▶ Requirements: Here are some records; copy every line that holds the word "name".

════════════════

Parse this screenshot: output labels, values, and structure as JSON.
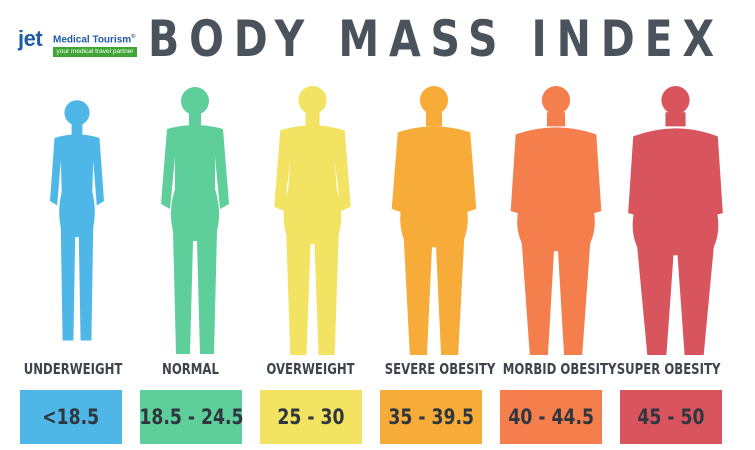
{
  "logo": {
    "brand": "jet",
    "name": "Medical Tourism",
    "reg": "®",
    "tagline": "your medical travel partner"
  },
  "title": "BODY MASS INDEX",
  "categories": [
    {
      "id": "underweight",
      "label": "UNDERWEIGHT",
      "range": "<18.5",
      "color": "#4fb6e8"
    },
    {
      "id": "normal",
      "label": "NORMAL",
      "range": "18.5 - 24.5",
      "color": "#5ecf9a"
    },
    {
      "id": "overweight",
      "label": "OVERWEIGHT",
      "range": "25 - 30",
      "color": "#f2e362"
    },
    {
      "id": "severe-obesity",
      "label": "SEVERE OBESITY",
      "range": "35 - 39.5",
      "color": "#f7ac3a"
    },
    {
      "id": "morbid-obesity",
      "label": "MORBID OBESITY",
      "range": "40 - 44.5",
      "color": "#f47f4c"
    },
    {
      "id": "super-obesity",
      "label": "SUPER OBESITY",
      "range": "45 - 50",
      "color": "#d9555e"
    }
  ]
}
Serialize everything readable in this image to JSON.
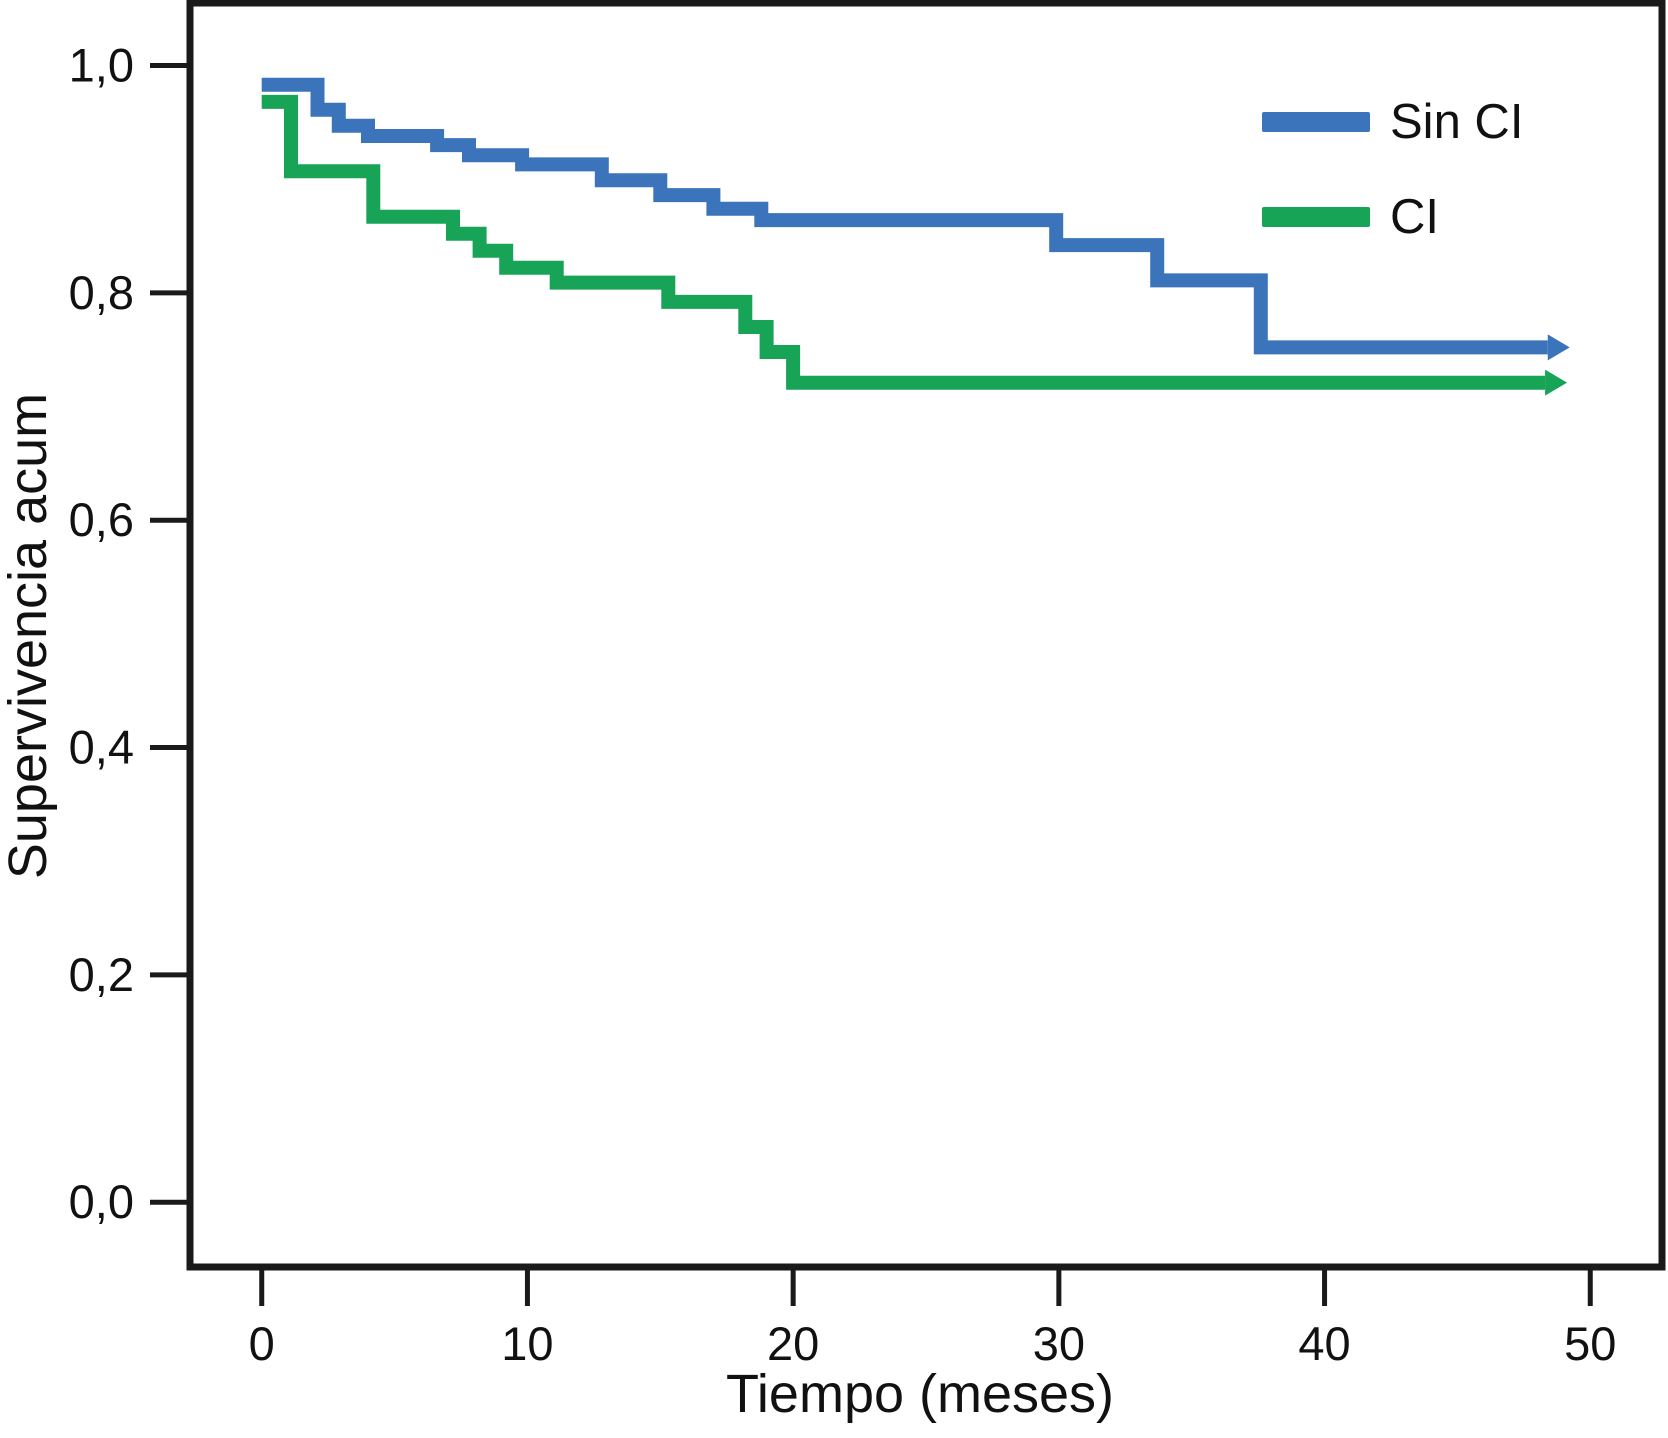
{
  "figure": {
    "background": "#ffffff",
    "axis_color": "#1a1a1a"
  },
  "chart_data": {
    "type": "line",
    "subtype": "kaplan-meier-step",
    "title": "",
    "xlabel": "Tiempo (meses)",
    "ylabel": "Supervivencia acum",
    "grid": false,
    "legend_position": "top-right-inside",
    "xlim": [
      -2.7,
      52.7
    ],
    "ylim": [
      -0.057,
      1.055
    ],
    "x_ticks": [
      {
        "label": "0",
        "value": 0
      },
      {
        "label": "10",
        "value": 10
      },
      {
        "label": "20",
        "value": 20
      },
      {
        "label": "30",
        "value": 30
      },
      {
        "label": "40",
        "value": 40
      },
      {
        "label": "50",
        "value": 50
      }
    ],
    "y_ticks": [
      {
        "label": "1,0",
        "value": 1.0
      },
      {
        "label": "0,8",
        "value": 0.8
      },
      {
        "label": "0,6",
        "value": 0.6
      },
      {
        "label": "0,4",
        "value": 0.4
      },
      {
        "label": "0,2",
        "value": 0.2
      },
      {
        "label": "0,0",
        "value": 0.0
      }
    ],
    "series": [
      {
        "name": "Sin CI",
        "color": "#3b74ba",
        "steps": [
          [
            0,
            0.983
          ],
          [
            2.1,
            0.961
          ],
          [
            2.9,
            0.947
          ],
          [
            4.0,
            0.938
          ],
          [
            6.6,
            0.93
          ],
          [
            7.8,
            0.921
          ],
          [
            9.8,
            0.913
          ],
          [
            12.8,
            0.899
          ],
          [
            15.0,
            0.886
          ],
          [
            17.0,
            0.874
          ],
          [
            18.8,
            0.864
          ],
          [
            29.9,
            0.842
          ],
          [
            33.7,
            0.811
          ],
          [
            37.6,
            0.752
          ]
        ],
        "end_time": 48.4,
        "arrow_end": true
      },
      {
        "name": "CI",
        "color": "#17a457",
        "steps": [
          [
            0,
            0.968
          ],
          [
            1.1,
            0.907
          ],
          [
            4.2,
            0.867
          ],
          [
            7.2,
            0.852
          ],
          [
            8.2,
            0.837
          ],
          [
            9.2,
            0.822
          ],
          [
            11.1,
            0.809
          ],
          [
            15.3,
            0.792
          ],
          [
            18.2,
            0.77
          ],
          [
            19.0,
            0.748
          ],
          [
            20.0,
            0.721
          ]
        ],
        "end_time": 48.3,
        "arrow_end": true
      }
    ]
  }
}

════════════════

▶ The solution:
    "name": "Medical Tourism",
        "name": "Sin CI",
        "name": "CI",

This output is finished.